* Start Material for the task *

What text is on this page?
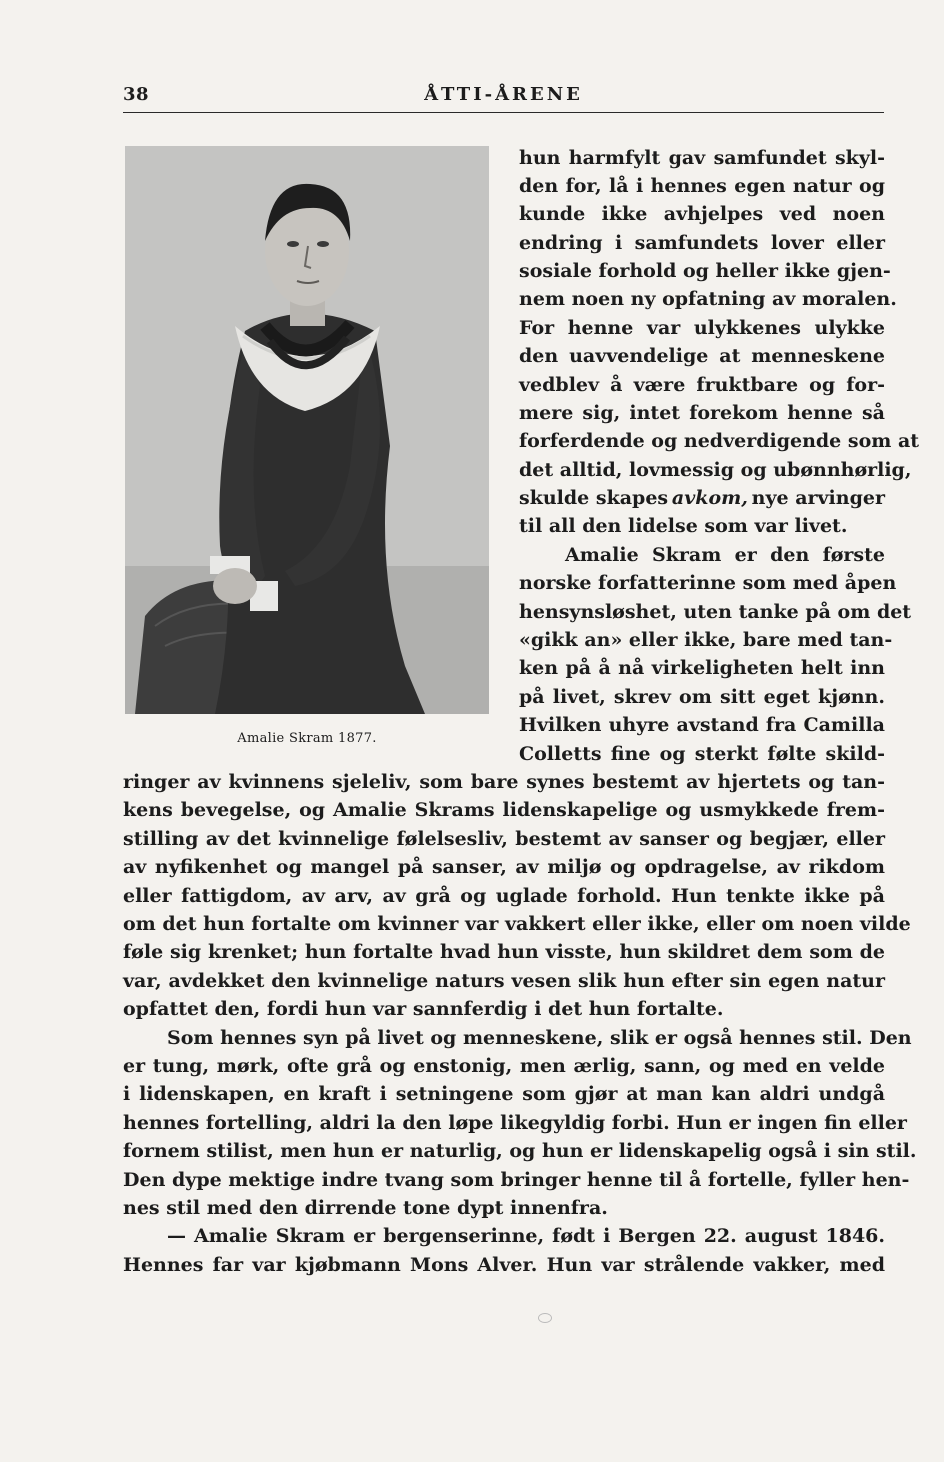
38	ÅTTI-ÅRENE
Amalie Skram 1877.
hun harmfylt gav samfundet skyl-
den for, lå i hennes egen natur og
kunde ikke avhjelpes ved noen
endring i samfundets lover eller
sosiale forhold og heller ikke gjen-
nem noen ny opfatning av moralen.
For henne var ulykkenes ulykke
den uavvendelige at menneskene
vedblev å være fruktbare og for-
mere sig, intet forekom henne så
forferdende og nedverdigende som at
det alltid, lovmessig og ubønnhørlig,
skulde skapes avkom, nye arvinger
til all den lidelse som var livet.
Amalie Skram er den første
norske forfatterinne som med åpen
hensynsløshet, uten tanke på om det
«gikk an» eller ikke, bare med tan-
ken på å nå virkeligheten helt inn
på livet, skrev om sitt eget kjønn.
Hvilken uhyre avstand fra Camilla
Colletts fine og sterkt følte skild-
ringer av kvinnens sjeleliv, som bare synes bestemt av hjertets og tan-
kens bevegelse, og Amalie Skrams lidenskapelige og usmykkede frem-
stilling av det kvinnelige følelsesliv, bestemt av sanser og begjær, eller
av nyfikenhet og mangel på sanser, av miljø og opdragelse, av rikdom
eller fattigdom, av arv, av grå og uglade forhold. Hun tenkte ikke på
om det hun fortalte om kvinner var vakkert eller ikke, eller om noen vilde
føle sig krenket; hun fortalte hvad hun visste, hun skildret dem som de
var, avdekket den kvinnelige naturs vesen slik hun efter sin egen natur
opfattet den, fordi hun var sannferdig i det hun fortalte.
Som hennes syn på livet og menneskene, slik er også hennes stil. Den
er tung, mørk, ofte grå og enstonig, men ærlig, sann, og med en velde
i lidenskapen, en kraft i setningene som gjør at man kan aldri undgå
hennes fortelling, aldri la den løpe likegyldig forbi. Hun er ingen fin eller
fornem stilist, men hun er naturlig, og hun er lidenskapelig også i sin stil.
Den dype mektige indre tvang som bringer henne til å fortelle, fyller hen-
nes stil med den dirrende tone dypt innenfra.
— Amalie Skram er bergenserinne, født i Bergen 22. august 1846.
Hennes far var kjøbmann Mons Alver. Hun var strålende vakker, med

* End Material for the task *

_Instruction_:
Pictures stay out; reproduce every line of the records exactly.

_Correct result_:
What text is on this page?
38	ÅTTI-ÅRENE
Amalie Skram 1877.
hun harmfylt gav samfundet skyl-
den for, lå i hennes egen natur og
kunde ikke avhjelpes ved noen
endring i samfundets lover eller
sosiale forhold og heller ikke gjen-
nem noen ny opfatning av moralen.
For henne var ulykkenes ulykke
den uavvendelige at menneskene
vedblev å være fruktbare og for-
mere sig, intet forekom henne så
forferdende og nedverdigende som at
det alltid, lovmessig og ubønnhørlig,
skulde skapes avkom, nye arvinger
til all den lidelse som var livet.
Amalie Skram er den første
norske forfatterinne som med åpen
hensynsløshet, uten tanke på om det
«gikk an» eller ikke, bare med tan-
ken på å nå virkeligheten helt inn
på livet, skrev om sitt eget kjønn.
Hvilken uhyre avstand fra Camilla
Colletts fine og sterkt følte skild-
ringer av kvinnens sjeleliv, som bare synes bestemt av hjertets og tan-
kens bevegelse, og Amalie Skrams lidenskapelige og usmykkede frem-
stilling av det kvinnelige følelsesliv, bestemt av sanser og begjær, eller
av nyfikenhet og mangel på sanser, av miljø og opdragelse, av rikdom
eller fattigdom, av arv, av grå og uglade forhold. Hun tenkte ikke på
om det hun fortalte om kvinner var vakkert eller ikke, eller om noen vilde
føle sig krenket; hun fortalte hvad hun visste, hun skildret dem som de
var, avdekket den kvinnelige naturs vesen slik hun efter sin egen natur
opfattet den, fordi hun var sannferdig i det hun fortalte.
Som hennes syn på livet og menneskene, slik er også hennes stil. Den
er tung, mørk, ofte grå og enstonig, men ærlig, sann, og med en velde
i lidenskapen, en kraft i setningene som gjør at man kan aldri undgå
hennes fortelling, aldri la den løpe likegyldig forbi. Hun er ingen fin eller
fornem stilist, men hun er naturlig, og hun er lidenskapelig også i sin stil.
Den dype mektige indre tvang som bringer henne til å fortelle, fyller hen-
nes stil med den dirrende tone dypt innenfra.
— Amalie Skram er bergenserinne, født i Bergen 22. august 1846.
Hennes far var kjøbmann Mons Alver. Hun var strålende vakker, med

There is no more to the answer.